*Data to process:*
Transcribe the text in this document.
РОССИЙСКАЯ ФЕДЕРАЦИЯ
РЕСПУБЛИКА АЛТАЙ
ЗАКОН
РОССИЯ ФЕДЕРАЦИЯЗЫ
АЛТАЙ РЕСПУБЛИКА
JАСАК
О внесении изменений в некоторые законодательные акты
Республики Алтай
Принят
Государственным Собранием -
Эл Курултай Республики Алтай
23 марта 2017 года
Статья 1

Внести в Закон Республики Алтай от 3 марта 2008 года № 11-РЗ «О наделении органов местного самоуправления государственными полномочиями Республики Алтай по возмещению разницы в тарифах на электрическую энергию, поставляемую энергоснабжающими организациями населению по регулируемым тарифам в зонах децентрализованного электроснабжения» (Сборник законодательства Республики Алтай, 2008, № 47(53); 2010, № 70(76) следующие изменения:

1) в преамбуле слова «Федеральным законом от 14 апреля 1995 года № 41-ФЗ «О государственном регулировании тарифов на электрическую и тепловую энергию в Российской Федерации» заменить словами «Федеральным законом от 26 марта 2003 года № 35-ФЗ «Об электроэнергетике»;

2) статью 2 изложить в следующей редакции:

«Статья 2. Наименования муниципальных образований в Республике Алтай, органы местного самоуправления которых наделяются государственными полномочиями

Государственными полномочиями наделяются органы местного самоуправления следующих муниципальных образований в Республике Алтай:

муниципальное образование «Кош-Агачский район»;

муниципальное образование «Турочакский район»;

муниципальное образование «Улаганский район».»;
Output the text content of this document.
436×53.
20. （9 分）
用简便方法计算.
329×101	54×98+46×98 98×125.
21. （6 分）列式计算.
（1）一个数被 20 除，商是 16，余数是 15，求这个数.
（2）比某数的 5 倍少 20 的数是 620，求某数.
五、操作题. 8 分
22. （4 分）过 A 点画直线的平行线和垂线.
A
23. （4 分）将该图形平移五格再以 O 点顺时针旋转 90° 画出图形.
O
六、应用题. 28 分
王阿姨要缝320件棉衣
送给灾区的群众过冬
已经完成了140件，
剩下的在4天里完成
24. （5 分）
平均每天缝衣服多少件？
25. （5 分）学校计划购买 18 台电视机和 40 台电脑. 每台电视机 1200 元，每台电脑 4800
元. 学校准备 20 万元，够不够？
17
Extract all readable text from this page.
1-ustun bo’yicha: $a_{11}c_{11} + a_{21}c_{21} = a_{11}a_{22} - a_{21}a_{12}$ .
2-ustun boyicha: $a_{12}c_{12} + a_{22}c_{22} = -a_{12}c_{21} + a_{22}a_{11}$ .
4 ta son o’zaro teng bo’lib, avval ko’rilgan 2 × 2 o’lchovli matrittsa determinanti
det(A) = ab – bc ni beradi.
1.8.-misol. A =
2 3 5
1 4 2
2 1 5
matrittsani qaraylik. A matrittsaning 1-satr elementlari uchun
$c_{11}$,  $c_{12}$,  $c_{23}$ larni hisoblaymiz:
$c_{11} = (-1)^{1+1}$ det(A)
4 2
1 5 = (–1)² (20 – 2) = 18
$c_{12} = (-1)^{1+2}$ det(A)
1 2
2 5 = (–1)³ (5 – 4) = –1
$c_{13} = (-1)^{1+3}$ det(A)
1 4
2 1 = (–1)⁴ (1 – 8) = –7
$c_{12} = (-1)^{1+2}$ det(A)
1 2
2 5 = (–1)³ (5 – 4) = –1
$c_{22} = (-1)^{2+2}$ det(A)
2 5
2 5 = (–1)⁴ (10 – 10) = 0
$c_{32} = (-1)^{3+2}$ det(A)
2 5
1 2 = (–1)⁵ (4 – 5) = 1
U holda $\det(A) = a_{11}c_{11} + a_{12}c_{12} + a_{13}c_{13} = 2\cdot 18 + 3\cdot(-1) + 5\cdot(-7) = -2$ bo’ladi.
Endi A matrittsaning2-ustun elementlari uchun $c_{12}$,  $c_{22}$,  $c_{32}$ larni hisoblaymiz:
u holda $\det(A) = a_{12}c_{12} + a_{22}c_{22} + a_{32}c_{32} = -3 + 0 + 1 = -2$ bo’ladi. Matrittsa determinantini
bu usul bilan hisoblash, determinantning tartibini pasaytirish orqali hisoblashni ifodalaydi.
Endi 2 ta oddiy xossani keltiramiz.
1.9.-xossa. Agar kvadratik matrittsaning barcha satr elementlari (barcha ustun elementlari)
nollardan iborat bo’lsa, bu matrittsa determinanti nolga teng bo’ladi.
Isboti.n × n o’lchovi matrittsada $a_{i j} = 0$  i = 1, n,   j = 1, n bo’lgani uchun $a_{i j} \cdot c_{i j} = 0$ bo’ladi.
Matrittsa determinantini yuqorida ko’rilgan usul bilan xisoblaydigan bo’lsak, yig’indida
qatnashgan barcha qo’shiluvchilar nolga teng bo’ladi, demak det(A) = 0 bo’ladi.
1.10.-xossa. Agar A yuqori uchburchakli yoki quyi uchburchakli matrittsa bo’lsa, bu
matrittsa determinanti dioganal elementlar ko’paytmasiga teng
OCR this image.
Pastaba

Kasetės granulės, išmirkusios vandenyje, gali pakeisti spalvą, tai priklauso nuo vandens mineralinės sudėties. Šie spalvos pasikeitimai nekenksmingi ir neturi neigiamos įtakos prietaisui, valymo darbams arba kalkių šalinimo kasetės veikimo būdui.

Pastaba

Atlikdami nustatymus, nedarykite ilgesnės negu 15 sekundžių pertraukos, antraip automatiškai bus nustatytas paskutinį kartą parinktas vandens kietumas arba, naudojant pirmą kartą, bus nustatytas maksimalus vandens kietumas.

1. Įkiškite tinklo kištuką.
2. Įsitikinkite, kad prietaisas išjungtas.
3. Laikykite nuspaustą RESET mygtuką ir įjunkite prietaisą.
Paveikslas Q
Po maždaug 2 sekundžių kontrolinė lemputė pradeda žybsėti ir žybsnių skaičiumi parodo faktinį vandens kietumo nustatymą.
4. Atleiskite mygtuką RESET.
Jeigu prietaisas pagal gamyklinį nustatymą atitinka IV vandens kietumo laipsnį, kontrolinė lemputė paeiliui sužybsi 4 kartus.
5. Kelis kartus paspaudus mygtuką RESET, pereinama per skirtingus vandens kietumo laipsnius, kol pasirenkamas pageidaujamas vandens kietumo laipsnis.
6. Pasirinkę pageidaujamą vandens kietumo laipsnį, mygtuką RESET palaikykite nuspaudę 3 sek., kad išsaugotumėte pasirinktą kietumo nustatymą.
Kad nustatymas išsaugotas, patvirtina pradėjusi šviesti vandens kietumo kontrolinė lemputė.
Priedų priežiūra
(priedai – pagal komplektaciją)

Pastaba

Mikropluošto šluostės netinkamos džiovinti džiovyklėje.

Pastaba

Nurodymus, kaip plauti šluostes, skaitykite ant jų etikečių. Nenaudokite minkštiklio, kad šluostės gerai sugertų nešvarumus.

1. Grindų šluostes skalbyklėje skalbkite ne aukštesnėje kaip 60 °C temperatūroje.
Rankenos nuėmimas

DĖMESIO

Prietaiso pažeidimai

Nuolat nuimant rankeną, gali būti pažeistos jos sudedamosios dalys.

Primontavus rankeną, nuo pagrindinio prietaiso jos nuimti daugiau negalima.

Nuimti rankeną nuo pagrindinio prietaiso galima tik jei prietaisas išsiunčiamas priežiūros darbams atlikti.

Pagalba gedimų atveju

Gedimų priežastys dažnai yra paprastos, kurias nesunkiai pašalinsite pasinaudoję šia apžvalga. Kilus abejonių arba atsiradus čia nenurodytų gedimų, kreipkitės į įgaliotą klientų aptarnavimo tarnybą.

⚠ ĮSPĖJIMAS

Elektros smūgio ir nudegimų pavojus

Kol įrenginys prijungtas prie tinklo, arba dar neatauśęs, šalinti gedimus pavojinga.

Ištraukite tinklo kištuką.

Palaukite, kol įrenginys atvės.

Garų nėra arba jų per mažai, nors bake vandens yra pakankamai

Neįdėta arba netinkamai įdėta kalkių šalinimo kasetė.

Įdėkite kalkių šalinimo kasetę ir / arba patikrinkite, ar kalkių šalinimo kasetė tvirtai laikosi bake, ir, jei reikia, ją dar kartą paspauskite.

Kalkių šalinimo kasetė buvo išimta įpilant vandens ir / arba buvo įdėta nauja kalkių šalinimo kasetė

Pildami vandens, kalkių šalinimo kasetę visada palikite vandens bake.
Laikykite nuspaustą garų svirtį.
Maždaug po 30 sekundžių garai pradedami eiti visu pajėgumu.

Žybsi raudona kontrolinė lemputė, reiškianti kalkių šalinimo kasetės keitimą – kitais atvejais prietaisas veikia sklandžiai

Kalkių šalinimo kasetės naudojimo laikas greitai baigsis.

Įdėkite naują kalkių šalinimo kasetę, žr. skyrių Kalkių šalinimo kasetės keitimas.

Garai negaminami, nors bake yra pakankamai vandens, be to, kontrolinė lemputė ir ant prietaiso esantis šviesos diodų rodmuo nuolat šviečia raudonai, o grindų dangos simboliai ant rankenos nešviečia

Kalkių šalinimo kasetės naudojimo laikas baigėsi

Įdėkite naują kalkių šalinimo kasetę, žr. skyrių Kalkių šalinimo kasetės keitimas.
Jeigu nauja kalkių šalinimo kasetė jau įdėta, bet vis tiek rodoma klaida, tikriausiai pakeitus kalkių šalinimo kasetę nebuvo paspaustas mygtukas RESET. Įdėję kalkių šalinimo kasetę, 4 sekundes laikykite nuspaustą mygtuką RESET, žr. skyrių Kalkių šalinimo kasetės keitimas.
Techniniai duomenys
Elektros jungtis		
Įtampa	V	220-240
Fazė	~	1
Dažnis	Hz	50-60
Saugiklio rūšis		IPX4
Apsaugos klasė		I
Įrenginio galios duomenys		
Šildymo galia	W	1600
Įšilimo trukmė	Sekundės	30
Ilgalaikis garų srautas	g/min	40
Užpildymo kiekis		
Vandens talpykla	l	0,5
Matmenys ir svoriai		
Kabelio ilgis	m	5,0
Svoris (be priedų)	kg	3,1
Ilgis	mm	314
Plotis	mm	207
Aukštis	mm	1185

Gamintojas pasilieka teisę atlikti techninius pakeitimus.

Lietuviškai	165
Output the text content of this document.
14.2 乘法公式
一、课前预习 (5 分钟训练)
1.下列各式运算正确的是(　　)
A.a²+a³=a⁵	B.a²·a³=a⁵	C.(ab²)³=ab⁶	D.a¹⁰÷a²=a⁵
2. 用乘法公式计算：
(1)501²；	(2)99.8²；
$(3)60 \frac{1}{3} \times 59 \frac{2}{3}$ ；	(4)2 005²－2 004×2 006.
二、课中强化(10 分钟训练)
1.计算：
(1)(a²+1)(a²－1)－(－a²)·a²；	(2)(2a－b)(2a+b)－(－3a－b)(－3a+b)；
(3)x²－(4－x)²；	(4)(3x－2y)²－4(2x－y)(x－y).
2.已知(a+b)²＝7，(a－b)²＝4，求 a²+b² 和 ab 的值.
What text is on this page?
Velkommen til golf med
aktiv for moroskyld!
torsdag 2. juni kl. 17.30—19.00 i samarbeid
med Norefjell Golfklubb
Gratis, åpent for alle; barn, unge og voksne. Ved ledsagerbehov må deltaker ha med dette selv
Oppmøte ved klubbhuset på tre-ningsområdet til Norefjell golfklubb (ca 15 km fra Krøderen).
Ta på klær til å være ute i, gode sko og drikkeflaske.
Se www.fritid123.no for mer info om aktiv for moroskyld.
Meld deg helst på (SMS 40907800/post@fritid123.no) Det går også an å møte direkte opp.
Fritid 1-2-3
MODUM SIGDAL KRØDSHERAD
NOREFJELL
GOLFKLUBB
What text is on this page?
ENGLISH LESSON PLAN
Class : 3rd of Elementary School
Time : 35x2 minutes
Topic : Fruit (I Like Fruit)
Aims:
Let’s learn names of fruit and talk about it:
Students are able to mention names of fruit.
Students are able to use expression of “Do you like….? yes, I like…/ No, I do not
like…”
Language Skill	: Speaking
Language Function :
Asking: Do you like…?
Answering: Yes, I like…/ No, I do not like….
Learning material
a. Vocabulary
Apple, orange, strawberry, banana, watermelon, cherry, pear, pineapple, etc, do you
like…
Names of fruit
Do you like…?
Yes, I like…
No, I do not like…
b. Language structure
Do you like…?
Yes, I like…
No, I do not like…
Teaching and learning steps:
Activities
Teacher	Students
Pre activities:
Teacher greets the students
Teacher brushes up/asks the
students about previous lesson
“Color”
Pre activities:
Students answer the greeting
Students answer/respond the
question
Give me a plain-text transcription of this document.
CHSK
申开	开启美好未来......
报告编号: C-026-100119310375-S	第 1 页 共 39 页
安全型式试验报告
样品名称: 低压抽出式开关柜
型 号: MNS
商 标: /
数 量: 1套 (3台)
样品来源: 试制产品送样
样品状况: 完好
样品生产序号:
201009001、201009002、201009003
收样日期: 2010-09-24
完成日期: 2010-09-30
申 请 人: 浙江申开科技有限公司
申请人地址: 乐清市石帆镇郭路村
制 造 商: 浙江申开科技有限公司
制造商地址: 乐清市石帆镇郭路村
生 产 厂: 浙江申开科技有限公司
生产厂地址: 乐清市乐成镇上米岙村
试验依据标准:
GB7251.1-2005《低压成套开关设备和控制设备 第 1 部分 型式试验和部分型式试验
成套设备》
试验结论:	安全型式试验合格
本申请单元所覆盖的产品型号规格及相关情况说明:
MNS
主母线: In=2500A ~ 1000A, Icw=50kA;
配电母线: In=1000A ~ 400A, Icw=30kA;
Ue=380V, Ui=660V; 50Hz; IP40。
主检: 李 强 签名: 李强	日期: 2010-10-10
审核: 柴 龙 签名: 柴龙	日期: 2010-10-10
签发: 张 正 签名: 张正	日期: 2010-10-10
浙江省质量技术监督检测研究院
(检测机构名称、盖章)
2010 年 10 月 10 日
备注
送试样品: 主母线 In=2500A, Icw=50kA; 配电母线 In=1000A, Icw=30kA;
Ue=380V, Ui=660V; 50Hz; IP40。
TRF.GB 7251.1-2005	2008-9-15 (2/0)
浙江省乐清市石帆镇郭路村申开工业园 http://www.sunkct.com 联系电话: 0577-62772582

*Objective:* In the records above, locate each line with the word "ladi". Copy all such lines.

*Correct response:*
U holda $\det(A) = a_{11}c_{11} + a_{12}c_{12} + a_{13}c_{13} = 2\cdot 18 + 3\cdot(-1) + 5\cdot(-7) = -2$ bo’ladi.
u holda $\det(A) = a_{12}c_{12} + a_{22}c_{22} + a_{32}c_{32} = -3 + 0 + 1 = -2$ bo’ladi. Matrittsa determinantini
nollardan iborat bo’lsa, bu matrittsa determinanti nolga teng bo’ladi.
Isboti.n × n o’lchovi matrittsada $a_{i j} = 0$  i = 1, n,   j = 1, n bo’lgani uchun $a_{i j} \cdot c_{i j} = 0$ bo’ladi.
qatnashgan barcha qo’shiluvchilar nolga teng bo’ladi, demak det(A) = 0 bo’ladi.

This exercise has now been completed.